__Stated goal__
Copy out the data below verbatim.

····················

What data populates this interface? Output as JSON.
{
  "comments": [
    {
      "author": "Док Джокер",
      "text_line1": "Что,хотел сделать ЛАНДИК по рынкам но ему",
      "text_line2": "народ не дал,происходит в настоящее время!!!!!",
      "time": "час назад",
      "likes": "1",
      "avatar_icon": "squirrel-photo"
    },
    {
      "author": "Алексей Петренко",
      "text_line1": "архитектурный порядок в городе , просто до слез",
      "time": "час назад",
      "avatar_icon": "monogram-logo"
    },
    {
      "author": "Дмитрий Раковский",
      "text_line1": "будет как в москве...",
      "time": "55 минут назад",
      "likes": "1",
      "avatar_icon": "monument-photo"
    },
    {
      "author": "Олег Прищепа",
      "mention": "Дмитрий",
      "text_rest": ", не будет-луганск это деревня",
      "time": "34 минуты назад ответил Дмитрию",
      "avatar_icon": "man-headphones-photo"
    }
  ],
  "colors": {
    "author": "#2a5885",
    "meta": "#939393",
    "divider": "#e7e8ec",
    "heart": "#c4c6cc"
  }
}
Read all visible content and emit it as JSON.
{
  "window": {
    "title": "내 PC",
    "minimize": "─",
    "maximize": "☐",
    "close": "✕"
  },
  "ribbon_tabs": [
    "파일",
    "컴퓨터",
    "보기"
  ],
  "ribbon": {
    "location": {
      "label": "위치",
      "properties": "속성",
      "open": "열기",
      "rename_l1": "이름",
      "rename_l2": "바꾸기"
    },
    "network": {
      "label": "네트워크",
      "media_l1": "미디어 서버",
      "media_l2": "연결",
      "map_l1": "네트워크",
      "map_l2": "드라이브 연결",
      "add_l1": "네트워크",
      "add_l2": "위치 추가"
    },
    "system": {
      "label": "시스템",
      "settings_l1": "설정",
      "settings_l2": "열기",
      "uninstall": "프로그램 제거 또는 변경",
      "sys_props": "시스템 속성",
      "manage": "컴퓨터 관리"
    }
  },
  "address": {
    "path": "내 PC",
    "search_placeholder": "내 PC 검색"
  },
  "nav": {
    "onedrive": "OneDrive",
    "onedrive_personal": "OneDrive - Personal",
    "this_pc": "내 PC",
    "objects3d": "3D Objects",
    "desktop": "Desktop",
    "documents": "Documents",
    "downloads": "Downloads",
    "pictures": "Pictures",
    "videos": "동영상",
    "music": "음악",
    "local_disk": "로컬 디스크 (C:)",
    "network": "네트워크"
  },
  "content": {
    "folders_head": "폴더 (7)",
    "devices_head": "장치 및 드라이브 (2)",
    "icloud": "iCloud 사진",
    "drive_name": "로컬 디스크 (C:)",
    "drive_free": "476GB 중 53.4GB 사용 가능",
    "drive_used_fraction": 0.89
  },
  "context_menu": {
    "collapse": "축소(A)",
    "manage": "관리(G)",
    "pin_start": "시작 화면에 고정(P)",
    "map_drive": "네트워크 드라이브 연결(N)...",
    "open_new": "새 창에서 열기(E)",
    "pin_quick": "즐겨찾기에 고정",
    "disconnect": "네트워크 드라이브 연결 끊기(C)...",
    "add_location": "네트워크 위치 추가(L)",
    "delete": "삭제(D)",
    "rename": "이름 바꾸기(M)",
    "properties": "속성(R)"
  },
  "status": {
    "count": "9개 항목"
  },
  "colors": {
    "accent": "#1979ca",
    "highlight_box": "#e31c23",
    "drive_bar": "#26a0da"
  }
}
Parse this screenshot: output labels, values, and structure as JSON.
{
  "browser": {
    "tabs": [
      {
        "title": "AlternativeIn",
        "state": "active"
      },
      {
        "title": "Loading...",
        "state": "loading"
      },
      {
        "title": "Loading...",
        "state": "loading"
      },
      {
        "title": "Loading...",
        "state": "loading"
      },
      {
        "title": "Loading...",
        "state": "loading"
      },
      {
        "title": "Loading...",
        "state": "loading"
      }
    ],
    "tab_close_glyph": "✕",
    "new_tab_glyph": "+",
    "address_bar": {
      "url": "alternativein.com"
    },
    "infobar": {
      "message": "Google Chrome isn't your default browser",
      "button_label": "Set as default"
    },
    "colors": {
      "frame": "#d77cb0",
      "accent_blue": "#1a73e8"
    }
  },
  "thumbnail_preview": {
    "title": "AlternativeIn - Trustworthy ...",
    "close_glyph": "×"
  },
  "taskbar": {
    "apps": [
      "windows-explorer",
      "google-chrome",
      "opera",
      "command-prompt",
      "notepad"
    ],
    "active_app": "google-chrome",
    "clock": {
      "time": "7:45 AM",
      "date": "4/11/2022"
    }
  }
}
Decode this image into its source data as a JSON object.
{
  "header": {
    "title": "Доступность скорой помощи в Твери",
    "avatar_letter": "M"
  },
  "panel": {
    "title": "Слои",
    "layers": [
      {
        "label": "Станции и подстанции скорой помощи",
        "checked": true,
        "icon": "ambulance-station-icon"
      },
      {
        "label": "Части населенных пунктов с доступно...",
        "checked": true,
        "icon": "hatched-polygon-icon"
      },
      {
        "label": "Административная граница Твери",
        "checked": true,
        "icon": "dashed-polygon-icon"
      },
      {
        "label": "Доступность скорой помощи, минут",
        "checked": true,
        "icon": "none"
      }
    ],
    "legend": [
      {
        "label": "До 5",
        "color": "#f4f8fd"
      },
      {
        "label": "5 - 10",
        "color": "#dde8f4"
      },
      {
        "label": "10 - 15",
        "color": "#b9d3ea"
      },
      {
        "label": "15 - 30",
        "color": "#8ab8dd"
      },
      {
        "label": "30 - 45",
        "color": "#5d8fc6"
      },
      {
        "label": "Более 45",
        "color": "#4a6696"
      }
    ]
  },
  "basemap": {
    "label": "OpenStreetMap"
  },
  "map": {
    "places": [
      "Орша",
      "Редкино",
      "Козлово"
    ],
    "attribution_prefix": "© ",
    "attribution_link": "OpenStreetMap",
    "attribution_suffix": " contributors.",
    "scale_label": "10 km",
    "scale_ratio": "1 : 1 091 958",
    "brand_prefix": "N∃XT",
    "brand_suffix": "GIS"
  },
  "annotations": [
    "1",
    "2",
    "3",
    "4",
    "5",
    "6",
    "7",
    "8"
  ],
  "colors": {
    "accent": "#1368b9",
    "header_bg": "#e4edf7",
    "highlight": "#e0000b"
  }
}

····················

__Solution to this exercise__
What data populates this interface? Output as JSON.
{
  "comments": [
    {
      "author": "Док Джокер",
      "text_line1": "Что,хотел сделать ЛАНДИК по рынкам но ему",
      "text_line2": "народ не дал,происходит в настоящее время!!!!!",
      "time": "час назад",
      "likes": "1",
      "avatar_icon": "squirrel-photo"
    },
    {
      "author": "Алексей Петренко",
      "text_line1": "архитектурный порядок в городе , просто до слез",
      "time": "час назад",
      "avatar_icon": "monogram-logo"
    },
    {
      "author": "Дмитрий Раковский",
      "text_line1": "будет как в москве...",
      "time": "55 минут назад",
      "likes": "1",
      "avatar_icon": "monument-photo"
    },
    {
      "author": "Олег Прищепа",
      "mention": "Дмитрий",
      "text_rest": ", не будет-луганск это деревня",
      "time": "34 минуты назад ответил Дмитрию",
      "avatar_icon": "man-headphones-photo"
    }
  ],
  "colors": {
    "author": "#2a5885",
    "meta": "#939393",
    "divider": "#e7e8ec",
    "heart": "#c4c6cc"
  }
}
Read all visible content and emit it as JSON.
{
  "window": {
    "title": "내 PC",
    "minimize": "─",
    "maximize": "☐",
    "close": "✕"
  },
  "ribbon_tabs": [
    "파일",
    "컴퓨터",
    "보기"
  ],
  "ribbon": {
    "location": {
      "label": "위치",
      "properties": "속성",
      "open": "열기",
      "rename_l1": "이름",
      "rename_l2": "바꾸기"
    },
    "network": {
      "label": "네트워크",
      "media_l1": "미디어 서버",
      "media_l2": "연결",
      "map_l1": "네트워크",
      "map_l2": "드라이브 연결",
      "add_l1": "네트워크",
      "add_l2": "위치 추가"
    },
    "system": {
      "label": "시스템",
      "settings_l1": "설정",
      "settings_l2": "열기",
      "uninstall": "프로그램 제거 또는 변경",
      "sys_props": "시스템 속성",
      "manage": "컴퓨터 관리"
    }
  },
  "address": {
    "path": "내 PC",
    "search_placeholder": "내 PC 검색"
  },
  "nav": {
    "onedrive": "OneDrive",
    "onedrive_personal": "OneDrive - Personal",
    "this_pc": "내 PC",
    "objects3d": "3D Objects",
    "desktop": "Desktop",
    "documents": "Documents",
    "downloads": "Downloads",
    "pictures": "Pictures",
    "videos": "동영상",
    "music": "음악",
    "local_disk": "로컬 디스크 (C:)",
    "network": "네트워크"
  },
  "content": {
    "folders_head": "폴더 (7)",
    "devices_head": "장치 및 드라이브 (2)",
    "icloud": "iCloud 사진",
    "drive_name": "로컬 디스크 (C:)",
    "drive_free": "476GB 중 53.4GB 사용 가능",
    "drive_used_fraction": 0.89
  },
  "context_menu": {
    "collapse": "축소(A)",
    "manage": "관리(G)",
    "pin_start": "시작 화면에 고정(P)",
    "map_drive": "네트워크 드라이브 연결(N)...",
    "open_new": "새 창에서 열기(E)",
    "pin_quick": "즐겨찾기에 고정",
    "disconnect": "네트워크 드라이브 연결 끊기(C)...",
    "add_location": "네트워크 위치 추가(L)",
    "delete": "삭제(D)",
    "rename": "이름 바꾸기(M)",
    "properties": "속성(R)"
  },
  "status": {
    "count": "9개 항목"
  },
  "colors": {
    "accent": "#1979ca",
    "highlight_box": "#e31c23",
    "drive_bar": "#26a0da"
  }
}
Parse this screenshot: output labels, values, and structure as JSON.
{
  "browser": {
    "tabs": [
      {
        "title": "AlternativeIn",
        "state": "active"
      },
      {
        "title": "Loading...",
        "state": "loading"
      },
      {
        "title": "Loading...",
        "state": "loading"
      },
      {
        "title": "Loading...",
        "state": "loading"
      },
      {
        "title": "Loading...",
        "state": "loading"
      },
      {
        "title": "Loading...",
        "state": "loading"
      }
    ],
    "tab_close_glyph": "✕",
    "new_tab_glyph": "+",
    "address_bar": {
      "url": "alternativein.com"
    },
    "infobar": {
      "message": "Google Chrome isn't your default browser",
      "button_label": "Set as default"
    },
    "colors": {
      "frame": "#d77cb0",
      "accent_blue": "#1a73e8"
    }
  },
  "thumbnail_preview": {
    "title": "AlternativeIn - Trustworthy ...",
    "close_glyph": "×"
  },
  "taskbar": {
    "apps": [
      "windows-explorer",
      "google-chrome",
      "opera",
      "command-prompt",
      "notepad"
    ],
    "active_app": "google-chrome",
    "clock": {
      "time": "7:45 AM",
      "date": "4/11/2022"
    }
  }
}
Decode this image into its source data as a JSON object.
{
  "header": {
    "title": "Доступность скорой помощи в Твери",
    "avatar_letter": "M"
  },
  "panel": {
    "title": "Слои",
    "layers": [
      {
        "label": "Станции и подстанции скорой помощи",
        "checked": true,
        "icon": "ambulance-station-icon"
      },
      {
        "label": "Части населенных пунктов с доступно...",
        "checked": true,
        "icon": "hatched-polygon-icon"
      },
      {
        "label": "Административная граница Твери",
        "checked": true,
        "icon": "dashed-polygon-icon"
      },
      {
        "label": "Доступность скорой помощи, минут",
        "checked": true,
        "icon": "none"
      }
    ],
    "legend": [
      {
        "label": "До 5",
        "color": "#f4f8fd"
      },
      {
        "label": "5 - 10",
        "color": "#dde8f4"
      },
      {
        "label": "10 - 15",
        "color": "#b9d3ea"
      },
      {
        "label": "15 - 30",
        "color": "#8ab8dd"
      },
      {
        "label": "30 - 45",
        "color": "#5d8fc6"
      },
      {
        "label": "Более 45",
        "color": "#4a6696"
      }
    ]
  },
  "basemap": {
    "label": "OpenStreetMap"
  },
  "map": {
    "places": [
      "Орша",
      "Редкино",
      "Козлово"
    ],
    "attribution_prefix": "© ",
    "attribution_link": "OpenStreetMap",
    "attribution_suffix": " contributors.",
    "scale_label": "10 km",
    "scale_ratio": "1 : 1 091 958",
    "brand_prefix": "N∃XT",
    "brand_suffix": "GIS"
  },
  "annotations": [
    "1",
    "2",
    "3",
    "4",
    "5",
    "6",
    "7",
    "8"
  ],
  "colors": {
    "accent": "#1368b9",
    "header_bg": "#e4edf7",
    "highlight": "#e0000b"
  }
}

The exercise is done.